**OBJECTIVE:**
Write out the listing in full, matching it word for word.
-- START MATERIAL --
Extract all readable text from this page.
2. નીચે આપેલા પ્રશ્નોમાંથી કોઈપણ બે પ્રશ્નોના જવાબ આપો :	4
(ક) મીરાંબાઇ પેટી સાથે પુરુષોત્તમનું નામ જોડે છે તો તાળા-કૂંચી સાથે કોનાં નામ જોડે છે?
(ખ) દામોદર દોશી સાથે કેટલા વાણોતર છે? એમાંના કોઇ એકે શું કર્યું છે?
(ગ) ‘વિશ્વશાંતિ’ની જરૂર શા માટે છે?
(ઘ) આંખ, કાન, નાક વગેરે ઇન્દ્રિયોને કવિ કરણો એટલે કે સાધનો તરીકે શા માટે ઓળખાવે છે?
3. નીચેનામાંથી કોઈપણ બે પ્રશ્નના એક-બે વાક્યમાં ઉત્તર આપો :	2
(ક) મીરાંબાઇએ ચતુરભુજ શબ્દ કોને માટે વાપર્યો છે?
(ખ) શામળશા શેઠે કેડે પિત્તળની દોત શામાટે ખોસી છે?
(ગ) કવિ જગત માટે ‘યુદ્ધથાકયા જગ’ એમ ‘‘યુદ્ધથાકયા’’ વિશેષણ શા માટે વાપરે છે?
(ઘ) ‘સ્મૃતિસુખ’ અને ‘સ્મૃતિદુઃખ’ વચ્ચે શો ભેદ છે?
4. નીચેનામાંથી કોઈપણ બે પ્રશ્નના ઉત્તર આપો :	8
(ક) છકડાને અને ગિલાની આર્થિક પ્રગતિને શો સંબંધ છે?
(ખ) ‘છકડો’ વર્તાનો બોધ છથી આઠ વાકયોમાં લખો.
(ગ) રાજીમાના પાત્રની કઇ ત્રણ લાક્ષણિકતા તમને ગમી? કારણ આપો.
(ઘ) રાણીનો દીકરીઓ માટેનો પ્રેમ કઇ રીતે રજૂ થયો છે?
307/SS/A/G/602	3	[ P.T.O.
-- END MATERIAL --
**FULL OUTPUT:**
Extract all readable text from this page.
2. નીચે આપેલા પ્રશ્નોમાંથી કોઈપણ બે પ્રશ્નોના જવાબ આપો :	4
(ક) મીરાંબાઇ પેટી સાથે પુરુષોત્તમનું નામ જોડે છે તો તાળા-કૂંચી સાથે કોનાં નામ જોડે છે?
(ખ) દામોદર દોશી સાથે કેટલા વાણોતર છે? એમાંના કોઇ એકે શું કર્યું છે?
(ગ) ‘વિશ્વશાંતિ’ની જરૂર શા માટે છે?
(ઘ) આંખ, કાન, નાક વગેરે ઇન્દ્રિયોને કવિ કરણો એટલે કે સાધનો તરીકે શા માટે ઓળખાવે છે?
3. નીચેનામાંથી કોઈપણ બે પ્રશ્નના એક-બે વાક્યમાં ઉત્તર આપો :	2
(ક) મીરાંબાઇએ ચતુરભુજ શબ્દ કોને માટે વાપર્યો છે?
(ખ) શામળશા શેઠે કેડે પિત્તળની દોત શામાટે ખોસી છે?
(ગ) કવિ જગત માટે ‘યુદ્ધથાકયા જગ’ એમ ‘‘યુદ્ધથાકયા’’ વિશેષણ શા માટે વાપરે છે?
(ઘ) ‘સ્મૃતિસુખ’ અને ‘સ્મૃતિદુઃખ’ વચ્ચે શો ભેદ છે?
4. નીચેનામાંથી કોઈપણ બે પ્રશ્નના ઉત્તર આપો :	8
(ક) છકડાને અને ગિલાની આર્થિક પ્રગતિને શો સંબંધ છે?
(ખ) ‘છકડો’ વર્તાનો બોધ છથી આઠ વાકયોમાં લખો.
(ગ) રાજીમાના પાત્રની કઇ ત્રણ લાક્ષણિકતા તમને ગમી? કારણ આપો.
(ઘ) રાણીનો દીકરીઓ માટેનો પ્રેમ કઇ રીતે રજૂ થયો છે?
307/SS/A/G/602	3	[ P.T.O.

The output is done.